WRITTEN INSTRUCTION :: Search the records for the word "colors" and report each line that has it.

DATA SHOWN ::
---

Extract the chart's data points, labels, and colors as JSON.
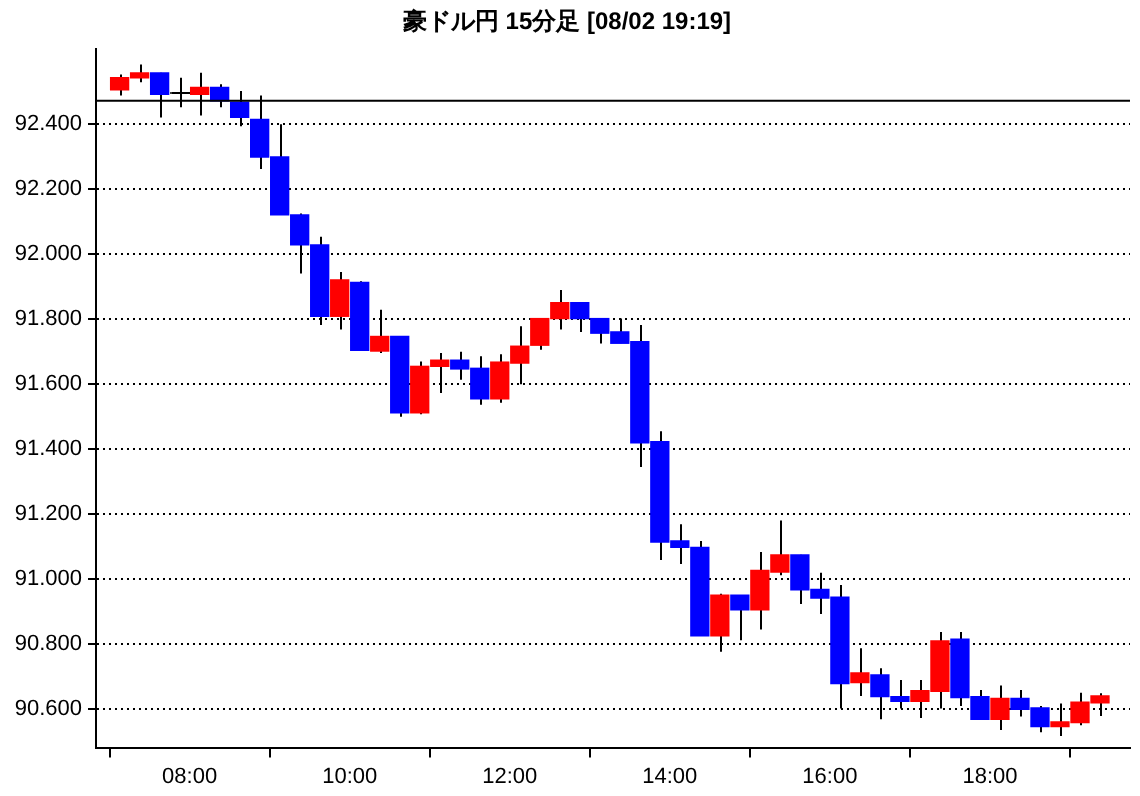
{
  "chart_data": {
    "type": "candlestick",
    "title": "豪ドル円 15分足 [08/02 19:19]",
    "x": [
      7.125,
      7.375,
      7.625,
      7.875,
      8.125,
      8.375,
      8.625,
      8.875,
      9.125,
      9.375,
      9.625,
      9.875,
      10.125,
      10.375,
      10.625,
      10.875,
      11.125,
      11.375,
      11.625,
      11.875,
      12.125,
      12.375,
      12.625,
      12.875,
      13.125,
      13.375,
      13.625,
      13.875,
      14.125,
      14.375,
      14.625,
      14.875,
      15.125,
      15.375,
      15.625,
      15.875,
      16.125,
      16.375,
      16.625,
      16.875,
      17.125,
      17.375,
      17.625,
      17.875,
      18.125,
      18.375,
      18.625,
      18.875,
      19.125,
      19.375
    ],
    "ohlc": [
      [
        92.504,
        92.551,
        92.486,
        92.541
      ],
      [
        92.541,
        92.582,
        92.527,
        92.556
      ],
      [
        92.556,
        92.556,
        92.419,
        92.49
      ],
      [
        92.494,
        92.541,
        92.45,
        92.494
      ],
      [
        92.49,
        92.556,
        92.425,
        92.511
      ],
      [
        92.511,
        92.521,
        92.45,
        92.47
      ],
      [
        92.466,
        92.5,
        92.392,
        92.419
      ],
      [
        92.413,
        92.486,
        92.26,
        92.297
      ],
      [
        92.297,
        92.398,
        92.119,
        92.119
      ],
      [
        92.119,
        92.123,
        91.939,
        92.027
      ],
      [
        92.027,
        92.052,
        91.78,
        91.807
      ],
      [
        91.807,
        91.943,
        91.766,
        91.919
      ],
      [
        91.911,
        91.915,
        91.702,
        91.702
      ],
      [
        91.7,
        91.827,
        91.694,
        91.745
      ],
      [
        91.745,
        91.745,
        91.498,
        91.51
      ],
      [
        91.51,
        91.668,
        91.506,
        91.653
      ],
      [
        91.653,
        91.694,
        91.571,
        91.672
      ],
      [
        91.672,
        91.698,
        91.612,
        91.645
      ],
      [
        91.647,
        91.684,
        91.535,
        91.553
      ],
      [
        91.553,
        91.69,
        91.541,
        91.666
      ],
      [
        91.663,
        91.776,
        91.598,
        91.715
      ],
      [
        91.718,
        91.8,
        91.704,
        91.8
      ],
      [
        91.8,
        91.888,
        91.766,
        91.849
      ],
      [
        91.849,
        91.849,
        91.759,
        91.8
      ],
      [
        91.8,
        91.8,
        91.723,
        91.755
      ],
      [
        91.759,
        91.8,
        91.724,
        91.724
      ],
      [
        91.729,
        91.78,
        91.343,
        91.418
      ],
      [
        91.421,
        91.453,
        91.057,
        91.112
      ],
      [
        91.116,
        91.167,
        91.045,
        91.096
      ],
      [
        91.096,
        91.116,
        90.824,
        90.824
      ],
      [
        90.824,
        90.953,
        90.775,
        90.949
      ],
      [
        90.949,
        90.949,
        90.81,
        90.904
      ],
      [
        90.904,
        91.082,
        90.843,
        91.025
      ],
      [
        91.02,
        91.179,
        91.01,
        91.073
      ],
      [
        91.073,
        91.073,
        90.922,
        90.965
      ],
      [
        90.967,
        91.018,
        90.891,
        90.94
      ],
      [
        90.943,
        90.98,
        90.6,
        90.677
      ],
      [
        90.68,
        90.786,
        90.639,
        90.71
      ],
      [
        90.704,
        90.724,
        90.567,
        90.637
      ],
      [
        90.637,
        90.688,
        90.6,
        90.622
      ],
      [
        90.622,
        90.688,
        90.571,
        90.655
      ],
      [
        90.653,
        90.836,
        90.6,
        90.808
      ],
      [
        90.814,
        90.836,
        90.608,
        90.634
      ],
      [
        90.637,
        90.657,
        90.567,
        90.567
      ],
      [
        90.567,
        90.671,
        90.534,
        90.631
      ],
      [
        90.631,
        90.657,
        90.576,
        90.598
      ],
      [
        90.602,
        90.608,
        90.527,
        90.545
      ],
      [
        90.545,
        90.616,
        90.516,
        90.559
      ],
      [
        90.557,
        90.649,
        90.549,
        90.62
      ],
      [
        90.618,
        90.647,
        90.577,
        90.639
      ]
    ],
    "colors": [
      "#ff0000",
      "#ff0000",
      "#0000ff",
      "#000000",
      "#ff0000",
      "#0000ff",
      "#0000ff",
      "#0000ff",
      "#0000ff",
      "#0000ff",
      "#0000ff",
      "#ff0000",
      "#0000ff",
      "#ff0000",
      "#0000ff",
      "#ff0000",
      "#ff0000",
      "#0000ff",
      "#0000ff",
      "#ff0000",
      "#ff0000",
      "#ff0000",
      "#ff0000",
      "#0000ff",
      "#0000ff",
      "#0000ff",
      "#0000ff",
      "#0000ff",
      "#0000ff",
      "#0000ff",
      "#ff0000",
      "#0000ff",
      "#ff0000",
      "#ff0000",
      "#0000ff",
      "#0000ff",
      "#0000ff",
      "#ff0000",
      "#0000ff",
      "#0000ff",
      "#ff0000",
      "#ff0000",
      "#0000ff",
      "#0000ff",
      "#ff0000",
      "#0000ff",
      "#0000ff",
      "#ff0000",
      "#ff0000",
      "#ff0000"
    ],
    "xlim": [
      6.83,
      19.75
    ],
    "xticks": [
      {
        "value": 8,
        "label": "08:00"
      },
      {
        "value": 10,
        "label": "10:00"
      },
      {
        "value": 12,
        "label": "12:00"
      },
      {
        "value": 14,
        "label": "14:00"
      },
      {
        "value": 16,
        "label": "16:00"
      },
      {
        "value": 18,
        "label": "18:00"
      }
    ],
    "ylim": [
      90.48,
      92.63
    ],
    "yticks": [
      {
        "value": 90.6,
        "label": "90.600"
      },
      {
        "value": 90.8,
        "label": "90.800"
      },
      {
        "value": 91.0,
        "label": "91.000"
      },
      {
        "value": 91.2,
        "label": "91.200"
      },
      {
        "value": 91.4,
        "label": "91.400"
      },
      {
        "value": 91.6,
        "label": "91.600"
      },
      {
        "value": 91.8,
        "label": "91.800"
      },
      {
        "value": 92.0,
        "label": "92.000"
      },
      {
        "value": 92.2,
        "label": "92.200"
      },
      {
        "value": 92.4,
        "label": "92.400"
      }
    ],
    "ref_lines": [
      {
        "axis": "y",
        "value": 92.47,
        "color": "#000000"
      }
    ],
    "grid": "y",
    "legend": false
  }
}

---

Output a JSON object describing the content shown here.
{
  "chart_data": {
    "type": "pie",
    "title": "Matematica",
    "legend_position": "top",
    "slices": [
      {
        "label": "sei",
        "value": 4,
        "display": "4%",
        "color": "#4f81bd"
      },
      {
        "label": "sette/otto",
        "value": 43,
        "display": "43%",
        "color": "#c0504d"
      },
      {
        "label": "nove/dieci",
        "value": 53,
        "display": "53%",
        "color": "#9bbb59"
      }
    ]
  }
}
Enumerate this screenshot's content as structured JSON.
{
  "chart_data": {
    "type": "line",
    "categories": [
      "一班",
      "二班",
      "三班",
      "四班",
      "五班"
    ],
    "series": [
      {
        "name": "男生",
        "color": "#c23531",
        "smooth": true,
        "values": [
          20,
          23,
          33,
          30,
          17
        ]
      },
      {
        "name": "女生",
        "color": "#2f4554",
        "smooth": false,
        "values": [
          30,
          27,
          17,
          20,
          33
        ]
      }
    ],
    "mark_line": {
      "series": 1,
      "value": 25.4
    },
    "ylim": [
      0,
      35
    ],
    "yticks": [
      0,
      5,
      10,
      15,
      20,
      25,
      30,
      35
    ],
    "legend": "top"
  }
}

---

IN RESPONSE ::
Extract the chart's data points, labels, and colors as JSON.
    "colors": [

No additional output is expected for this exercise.